**Task to complete:**
Write out the records below once more, exactly as they stand.

____

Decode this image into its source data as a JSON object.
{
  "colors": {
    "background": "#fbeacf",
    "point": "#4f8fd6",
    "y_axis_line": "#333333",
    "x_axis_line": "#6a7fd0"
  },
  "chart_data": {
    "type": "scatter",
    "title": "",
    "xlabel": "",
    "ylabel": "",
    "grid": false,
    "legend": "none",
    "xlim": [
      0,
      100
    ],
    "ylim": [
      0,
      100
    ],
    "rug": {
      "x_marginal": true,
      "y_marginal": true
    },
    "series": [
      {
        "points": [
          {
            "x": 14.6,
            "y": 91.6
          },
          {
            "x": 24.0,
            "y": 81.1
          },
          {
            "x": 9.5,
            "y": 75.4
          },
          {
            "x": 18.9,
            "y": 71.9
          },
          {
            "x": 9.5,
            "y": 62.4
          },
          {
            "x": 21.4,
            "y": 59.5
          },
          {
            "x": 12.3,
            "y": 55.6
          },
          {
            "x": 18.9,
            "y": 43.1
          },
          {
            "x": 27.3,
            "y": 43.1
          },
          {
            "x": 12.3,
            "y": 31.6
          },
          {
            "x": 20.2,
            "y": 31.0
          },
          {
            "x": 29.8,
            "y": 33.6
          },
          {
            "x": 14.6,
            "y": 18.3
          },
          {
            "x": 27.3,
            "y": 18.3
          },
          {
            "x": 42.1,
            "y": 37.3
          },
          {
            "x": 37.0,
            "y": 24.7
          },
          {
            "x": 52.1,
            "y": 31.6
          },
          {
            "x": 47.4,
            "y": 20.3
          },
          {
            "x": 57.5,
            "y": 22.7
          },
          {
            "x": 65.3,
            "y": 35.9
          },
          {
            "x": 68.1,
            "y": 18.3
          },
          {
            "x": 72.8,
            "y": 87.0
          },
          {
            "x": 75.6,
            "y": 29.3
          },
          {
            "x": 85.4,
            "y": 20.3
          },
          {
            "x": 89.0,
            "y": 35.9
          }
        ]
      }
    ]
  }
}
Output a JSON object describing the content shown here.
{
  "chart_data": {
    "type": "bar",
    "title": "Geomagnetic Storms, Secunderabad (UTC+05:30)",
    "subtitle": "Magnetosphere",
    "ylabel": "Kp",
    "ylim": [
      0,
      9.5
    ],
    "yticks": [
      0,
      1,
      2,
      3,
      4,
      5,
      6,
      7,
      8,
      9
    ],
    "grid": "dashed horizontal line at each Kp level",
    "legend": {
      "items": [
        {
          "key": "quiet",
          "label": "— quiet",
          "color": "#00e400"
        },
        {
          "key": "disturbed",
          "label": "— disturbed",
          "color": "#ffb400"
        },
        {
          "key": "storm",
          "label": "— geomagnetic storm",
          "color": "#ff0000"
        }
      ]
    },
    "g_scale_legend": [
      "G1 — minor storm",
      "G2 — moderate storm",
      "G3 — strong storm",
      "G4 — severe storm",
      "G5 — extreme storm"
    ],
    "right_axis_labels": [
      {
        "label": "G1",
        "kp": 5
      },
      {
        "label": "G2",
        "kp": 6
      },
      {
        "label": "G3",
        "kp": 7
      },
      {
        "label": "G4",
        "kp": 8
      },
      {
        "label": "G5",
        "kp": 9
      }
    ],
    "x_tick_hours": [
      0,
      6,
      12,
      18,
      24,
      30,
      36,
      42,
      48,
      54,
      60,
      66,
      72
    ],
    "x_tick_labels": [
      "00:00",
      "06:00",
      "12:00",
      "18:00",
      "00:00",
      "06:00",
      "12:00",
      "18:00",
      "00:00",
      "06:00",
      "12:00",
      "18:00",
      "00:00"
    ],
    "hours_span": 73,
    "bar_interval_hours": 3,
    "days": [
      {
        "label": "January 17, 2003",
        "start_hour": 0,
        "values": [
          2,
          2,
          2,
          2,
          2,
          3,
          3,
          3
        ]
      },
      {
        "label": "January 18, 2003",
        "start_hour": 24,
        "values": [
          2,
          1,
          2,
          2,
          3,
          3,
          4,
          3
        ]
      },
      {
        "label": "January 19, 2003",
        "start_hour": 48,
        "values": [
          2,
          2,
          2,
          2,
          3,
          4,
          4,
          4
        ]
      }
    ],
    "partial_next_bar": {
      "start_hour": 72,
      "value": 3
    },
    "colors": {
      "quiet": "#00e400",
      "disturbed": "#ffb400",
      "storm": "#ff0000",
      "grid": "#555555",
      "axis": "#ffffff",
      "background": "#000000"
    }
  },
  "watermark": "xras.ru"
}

____

**Correct result:**
Decode this image into its source data as a JSON object.
{
  "colors": {
    "background": "#fbeacf",
    "point": "#4f8fd6",
    "y_axis_line": "#333333",
    "x_axis_line": "#6a7fd0"
  },
  "chart_data": {
    "type": "scatter",
    "title": "",
    "xlabel": "",
    "ylabel": "",
    "grid": false,
    "legend": "none",
    "xlim": [
      0,
      100
    ],
    "ylim": [
      0,
      100
    ],
    "rug": {
      "x_marginal": true,
      "y_marginal": true
    },
    "series": [
      {
        "points": [
          {
            "x": 14.6,
            "y": 91.6
          },
          {
            "x": 24.0,
            "y": 81.1
          },
          {
            "x": 9.5,
            "y": 75.4
          },
          {
            "x": 18.9,
            "y": 71.9
          },
          {
            "x": 9.5,
            "y": 62.4
          },
          {
            "x": 21.4,
            "y": 59.5
          },
          {
            "x": 12.3,
            "y": 55.6
          },
          {
            "x": 18.9,
            "y": 43.1
          },
          {
            "x": 27.3,
            "y": 43.1
          },
          {
            "x": 12.3,
            "y": 31.6
          },
          {
            "x": 20.2,
            "y": 31.0
          },
          {
            "x": 29.8,
            "y": 33.6
          },
          {
            "x": 14.6,
            "y": 18.3
          },
          {
            "x": 27.3,
            "y": 18.3
          },
          {
            "x": 42.1,
            "y": 37.3
          },
          {
            "x": 37.0,
            "y": 24.7
          },
          {
            "x": 52.1,
            "y": 31.6
          },
          {
            "x": 47.4,
            "y": 20.3
          },
          {
            "x": 57.5,
            "y": 22.7
          },
          {
            "x": 65.3,
            "y": 35.9
          },
          {
            "x": 68.1,
            "y": 18.3
          },
          {
            "x": 72.8,
            "y": 87.0
          },
          {
            "x": 75.6,
            "y": 29.3
          },
          {
            "x": 85.4,
            "y": 20.3
          },
          {
            "x": 89.0,
            "y": 35.9
          }
        ]
      }
    ]
  }
}
Output a JSON object describing the content shown here.
{
  "chart_data": {
    "type": "bar",
    "title": "Geomagnetic Storms, Secunderabad (UTC+05:30)",
    "subtitle": "Magnetosphere",
    "ylabel": "Kp",
    "ylim": [
      0,
      9.5
    ],
    "yticks": [
      0,
      1,
      2,
      3,
      4,
      5,
      6,
      7,
      8,
      9
    ],
    "grid": "dashed horizontal line at each Kp level",
    "legend": {
      "items": [
        {
          "key": "quiet",
          "label": "— quiet",
          "color": "#00e400"
        },
        {
          "key": "disturbed",
          "label": "— disturbed",
          "color": "#ffb400"
        },
        {
          "key": "storm",
          "label": "— geomagnetic storm",
          "color": "#ff0000"
        }
      ]
    },
    "g_scale_legend": [
      "G1 — minor storm",
      "G2 — moderate storm",
      "G3 — strong storm",
      "G4 — severe storm",
      "G5 — extreme storm"
    ],
    "right_axis_labels": [
      {
        "label": "G1",
        "kp": 5
      },
      {
        "label": "G2",
        "kp": 6
      },
      {
        "label": "G3",
        "kp": 7
      },
      {
        "label": "G4",
        "kp": 8
      },
      {
        "label": "G5",
        "kp": 9
      }
    ],
    "x_tick_hours": [
      0,
      6,
      12,
      18,
      24,
      30,
      36,
      42,
      48,
      54,
      60,
      66,
      72
    ],
    "x_tick_labels": [
      "00:00",
      "06:00",
      "12:00",
      "18:00",
      "00:00",
      "06:00",
      "12:00",
      "18:00",
      "00:00",
      "06:00",
      "12:00",
      "18:00",
      "00:00"
    ],
    "hours_span": 73,
    "bar_interval_hours": 3,
    "days": [
      {
        "label": "January 17, 2003",
        "start_hour": 0,
        "values": [
          2,
          2,
          2,
          2,
          2,
          3,
          3,
          3
        ]
      },
      {
        "label": "January 18, 2003",
        "start_hour": 24,
        "values": [
          2,
          1,
          2,
          2,
          3,
          3,
          4,
          3
        ]
      },
      {
        "label": "January 19, 2003",
        "start_hour": 48,
        "values": [
          2,
          2,
          2,
          2,
          3,
          4,
          4,
          4
        ]
      }
    ],
    "partial_next_bar": {
      "start_hour": 72,
      "value": 3
    },
    "colors": {
      "quiet": "#00e400",
      "disturbed": "#ffb400",
      "storm": "#ff0000",
      "grid": "#555555",
      "axis": "#ffffff",
      "background": "#000000"
    }
  },
  "watermark": "xras.ru"
}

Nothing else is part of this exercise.